Exercise directions: Below is the data. Give it again, complete and exact.

Supplied data:
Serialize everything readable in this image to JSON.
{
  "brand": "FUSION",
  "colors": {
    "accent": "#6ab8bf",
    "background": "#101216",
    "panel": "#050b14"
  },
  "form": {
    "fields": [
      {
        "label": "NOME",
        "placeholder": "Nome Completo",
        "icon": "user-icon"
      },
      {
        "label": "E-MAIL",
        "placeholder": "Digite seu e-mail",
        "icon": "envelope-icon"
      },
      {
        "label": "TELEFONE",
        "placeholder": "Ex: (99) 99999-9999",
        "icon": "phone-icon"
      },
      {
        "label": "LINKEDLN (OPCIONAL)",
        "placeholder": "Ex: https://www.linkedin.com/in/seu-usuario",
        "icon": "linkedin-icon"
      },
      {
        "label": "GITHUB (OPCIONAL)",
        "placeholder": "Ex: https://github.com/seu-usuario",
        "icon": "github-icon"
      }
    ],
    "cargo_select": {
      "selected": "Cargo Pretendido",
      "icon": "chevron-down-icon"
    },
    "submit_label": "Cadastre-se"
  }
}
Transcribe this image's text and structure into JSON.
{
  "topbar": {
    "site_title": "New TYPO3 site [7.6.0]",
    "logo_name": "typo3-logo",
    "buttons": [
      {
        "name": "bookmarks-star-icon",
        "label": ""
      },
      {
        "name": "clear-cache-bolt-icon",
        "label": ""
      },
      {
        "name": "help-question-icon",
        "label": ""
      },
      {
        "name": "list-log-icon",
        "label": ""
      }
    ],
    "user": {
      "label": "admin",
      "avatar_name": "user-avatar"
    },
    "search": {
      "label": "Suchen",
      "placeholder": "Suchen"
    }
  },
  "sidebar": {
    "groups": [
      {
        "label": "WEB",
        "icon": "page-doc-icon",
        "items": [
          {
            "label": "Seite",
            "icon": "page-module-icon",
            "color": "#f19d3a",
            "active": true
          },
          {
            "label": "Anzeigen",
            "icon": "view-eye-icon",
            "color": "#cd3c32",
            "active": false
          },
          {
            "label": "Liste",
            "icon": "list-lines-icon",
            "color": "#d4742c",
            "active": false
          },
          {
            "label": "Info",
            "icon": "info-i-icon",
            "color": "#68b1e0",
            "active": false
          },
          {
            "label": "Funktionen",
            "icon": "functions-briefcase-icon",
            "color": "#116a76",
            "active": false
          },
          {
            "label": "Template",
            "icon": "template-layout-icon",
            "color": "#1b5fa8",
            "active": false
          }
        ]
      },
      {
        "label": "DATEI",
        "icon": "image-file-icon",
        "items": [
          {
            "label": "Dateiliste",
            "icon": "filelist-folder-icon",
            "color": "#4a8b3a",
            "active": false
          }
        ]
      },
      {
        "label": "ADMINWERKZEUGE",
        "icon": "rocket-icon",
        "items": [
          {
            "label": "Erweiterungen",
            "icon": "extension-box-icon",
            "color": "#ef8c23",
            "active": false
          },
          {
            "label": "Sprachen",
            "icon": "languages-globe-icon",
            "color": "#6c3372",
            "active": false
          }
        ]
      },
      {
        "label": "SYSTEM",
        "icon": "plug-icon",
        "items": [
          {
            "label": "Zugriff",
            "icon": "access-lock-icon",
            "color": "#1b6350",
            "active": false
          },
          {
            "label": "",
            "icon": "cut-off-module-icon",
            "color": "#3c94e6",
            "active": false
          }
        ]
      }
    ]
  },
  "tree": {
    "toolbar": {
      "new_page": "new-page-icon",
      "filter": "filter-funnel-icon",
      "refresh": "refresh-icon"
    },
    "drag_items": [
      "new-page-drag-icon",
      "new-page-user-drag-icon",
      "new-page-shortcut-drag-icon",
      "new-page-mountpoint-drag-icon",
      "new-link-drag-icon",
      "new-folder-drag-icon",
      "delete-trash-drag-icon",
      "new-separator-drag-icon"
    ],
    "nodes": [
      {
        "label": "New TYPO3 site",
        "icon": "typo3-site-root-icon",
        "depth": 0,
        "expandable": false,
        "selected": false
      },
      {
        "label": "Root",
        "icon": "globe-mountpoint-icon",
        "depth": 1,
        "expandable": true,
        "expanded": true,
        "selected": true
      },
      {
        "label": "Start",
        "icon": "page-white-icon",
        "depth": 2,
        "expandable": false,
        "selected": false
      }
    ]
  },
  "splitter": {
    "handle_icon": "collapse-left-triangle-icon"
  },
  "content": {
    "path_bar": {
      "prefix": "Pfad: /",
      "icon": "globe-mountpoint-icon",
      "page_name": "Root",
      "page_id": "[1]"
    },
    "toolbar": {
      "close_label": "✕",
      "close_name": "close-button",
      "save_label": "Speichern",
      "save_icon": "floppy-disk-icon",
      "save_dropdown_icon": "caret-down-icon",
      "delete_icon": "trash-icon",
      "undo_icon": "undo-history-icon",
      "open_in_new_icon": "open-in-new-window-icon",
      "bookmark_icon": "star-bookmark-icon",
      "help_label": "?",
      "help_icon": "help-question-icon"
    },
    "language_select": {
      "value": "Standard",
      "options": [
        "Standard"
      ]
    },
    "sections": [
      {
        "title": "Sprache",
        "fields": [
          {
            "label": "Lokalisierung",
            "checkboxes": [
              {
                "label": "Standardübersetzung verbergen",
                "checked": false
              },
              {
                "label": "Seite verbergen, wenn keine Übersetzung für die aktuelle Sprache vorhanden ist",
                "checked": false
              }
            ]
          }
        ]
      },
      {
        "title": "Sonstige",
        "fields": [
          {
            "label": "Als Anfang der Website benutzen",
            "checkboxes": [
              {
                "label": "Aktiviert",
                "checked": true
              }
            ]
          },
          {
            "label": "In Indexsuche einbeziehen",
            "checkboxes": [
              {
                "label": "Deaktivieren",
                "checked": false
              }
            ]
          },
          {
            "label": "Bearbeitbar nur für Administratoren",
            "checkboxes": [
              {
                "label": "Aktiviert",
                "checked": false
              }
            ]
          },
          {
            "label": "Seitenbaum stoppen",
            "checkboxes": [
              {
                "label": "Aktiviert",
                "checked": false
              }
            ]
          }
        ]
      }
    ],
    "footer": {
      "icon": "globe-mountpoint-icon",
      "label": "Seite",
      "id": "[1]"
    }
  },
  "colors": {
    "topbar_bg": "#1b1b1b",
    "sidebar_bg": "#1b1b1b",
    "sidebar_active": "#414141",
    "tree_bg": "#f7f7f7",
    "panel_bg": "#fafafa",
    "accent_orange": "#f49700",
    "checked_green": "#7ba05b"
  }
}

Exercise response:
Serialize everything readable in this image to JSON.
{
  "brand": "FUSION",
  "colors": {
    "accent": "#6ab8bf",
    "background": "#101216",
    "panel": "#050b14"
  },
  "form": {
    "fields": [
      {
        "label": "NOME",
        "placeholder": "Nome Completo",
        "icon": "user-icon"
      },
      {
        "label": "E-MAIL",
        "placeholder": "Digite seu e-mail",
        "icon": "envelope-icon"
      },
      {
        "label": "TELEFONE",
        "placeholder": "Ex: (99) 99999-9999",
        "icon": "phone-icon"
      },
      {
        "label": "LINKEDLN (OPCIONAL)",
        "placeholder": "Ex: https://www.linkedin.com/in/seu-usuario",
        "icon": "linkedin-icon"
      },
      {
        "label": "GITHUB (OPCIONAL)",
        "placeholder": "Ex: https://github.com/seu-usuario",
        "icon": "github-icon"
      }
    ],
    "cargo_select": {
      "selected": "Cargo Pretendido",
      "icon": "chevron-down-icon"
    },
    "submit_label": "Cadastre-se"
  }
}
Transcribe this image's text and structure into JSON.
{
  "topbar": {
    "site_title": "New TYPO3 site [7.6.0]",
    "logo_name": "typo3-logo",
    "buttons": [
      {
        "name": "bookmarks-star-icon",
        "label": ""
      },
      {
        "name": "clear-cache-bolt-icon",
        "label": ""
      },
      {
        "name": "help-question-icon",
        "label": ""
      },
      {
        "name": "list-log-icon",
        "label": ""
      }
    ],
    "user": {
      "label": "admin",
      "avatar_name": "user-avatar"
    },
    "search": {
      "label": "Suchen",
      "placeholder": "Suchen"
    }
  },
  "sidebar": {
    "groups": [
      {
        "label": "WEB",
        "icon": "page-doc-icon",
        "items": [
          {
            "label": "Seite",
            "icon": "page-module-icon",
            "color": "#f19d3a",
            "active": true
          },
          {
            "label": "Anzeigen",
            "icon": "view-eye-icon",
            "color": "#cd3c32",
            "active": false
          },
          {
            "label": "Liste",
            "icon": "list-lines-icon",
            "color": "#d4742c",
            "active": false
          },
          {
            "label": "Info",
            "icon": "info-i-icon",
            "color": "#68b1e0",
            "active": false
          },
          {
            "label": "Funktionen",
            "icon": "functions-briefcase-icon",
            "color": "#116a76",
            "active": false
          },
          {
            "label": "Template",
            "icon": "template-layout-icon",
            "color": "#1b5fa8",
            "active": false
          }
        ]
      },
      {
        "label": "DATEI",
        "icon": "image-file-icon",
        "items": [
          {
            "label": "Dateiliste",
            "icon": "filelist-folder-icon",
            "color": "#4a8b3a",
            "active": false
          }
        ]
      },
      {
        "label": "ADMINWERKZEUGE",
        "icon": "rocket-icon",
        "items": [
          {
            "label": "Erweiterungen",
            "icon": "extension-box-icon",
            "color": "#ef8c23",
            "active": false
          },
          {
            "label": "Sprachen",
            "icon": "languages-globe-icon",
            "color": "#6c3372",
            "active": false
          }
        ]
      },
      {
        "label": "SYSTEM",
        "icon": "plug-icon",
        "items": [
          {
            "label": "Zugriff",
            "icon": "access-lock-icon",
            "color": "#1b6350",
            "active": false
          },
          {
            "label": "",
            "icon": "cut-off-module-icon",
            "color": "#3c94e6",
            "active": false
          }
        ]
      }
    ]
  },
  "tree": {
    "toolbar": {
      "new_page": "new-page-icon",
      "filter": "filter-funnel-icon",
      "refresh": "refresh-icon"
    },
    "drag_items": [
      "new-page-drag-icon",
      "new-page-user-drag-icon",
      "new-page-shortcut-drag-icon",
      "new-page-mountpoint-drag-icon",
      "new-link-drag-icon",
      "new-folder-drag-icon",
      "delete-trash-drag-icon",
      "new-separator-drag-icon"
    ],
    "nodes": [
      {
        "label": "New TYPO3 site",
        "icon": "typo3-site-root-icon",
        "depth": 0,
        "expandable": false,
        "selected": false
      },
      {
        "label": "Root",
        "icon": "globe-mountpoint-icon",
        "depth": 1,
        "expandable": true,
        "expanded": true,
        "selected": true
      },
      {
        "label": "Start",
        "icon": "page-white-icon",
        "depth": 2,
        "expandable": false,
        "selected": false
      }
    ]
  },
  "splitter": {
    "handle_icon": "collapse-left-triangle-icon"
  },
  "content": {
    "path_bar": {
      "prefix": "Pfad: /",
      "icon": "globe-mountpoint-icon",
      "page_name": "Root",
      "page_id": "[1]"
    },
    "toolbar": {
      "close_label": "✕",
      "close_name": "close-button",
      "save_label": "Speichern",
      "save_icon": "floppy-disk-icon",
      "save_dropdown_icon": "caret-down-icon",
      "delete_icon": "trash-icon",
      "undo_icon": "undo-history-icon",
      "open_in_new_icon": "open-in-new-window-icon",
      "bookmark_icon": "star-bookmark-icon",
      "help_label": "?",
      "help_icon": "help-question-icon"
    },
    "language_select": {
      "value": "Standard",
      "options": [
        "Standard"
      ]
    },
    "sections": [
      {
        "title": "Sprache",
        "fields": [
          {
            "label": "Lokalisierung",
            "checkboxes": [
              {
                "label": "Standardübersetzung verbergen",
                "checked": false
              },
              {
                "label": "Seite verbergen, wenn keine Übersetzung für die aktuelle Sprache vorhanden ist",
                "checked": false
              }
            ]
          }
        ]
      },
      {
        "title": "Sonstige",
        "fields": [
          {
            "label": "Als Anfang der Website benutzen",
            "checkboxes": [
              {
                "label": "Aktiviert",
                "checked": true
              }
            ]
          },
          {
            "label": "In Indexsuche einbeziehen",
            "checkboxes": [
              {
                "label": "Deaktivieren",
                "checked": false
              }
            ]
          },
          {
            "label": "Bearbeitbar nur für Administratoren",
            "checkboxes": [
              {
                "label": "Aktiviert",
                "checked": false
              }
            ]
          },
          {
            "label": "Seitenbaum stoppen",
            "checkboxes": [
              {
                "label": "Aktiviert",
                "checked": false
              }
            ]
          }
        ]
      }
    ],
    "footer": {
      "icon": "globe-mountpoint-icon",
      "label": "Seite",
      "id": "[1]"
    }
  },
  "colors": {
    "topbar_bg": "#1b1b1b",
    "sidebar_bg": "#1b1b1b",
    "sidebar_active": "#414141",
    "tree_bg": "#f7f7f7",
    "panel_bg": "#fafafa",
    "accent_orange": "#f49700",
    "checked_green": "#7ba05b"
  }
}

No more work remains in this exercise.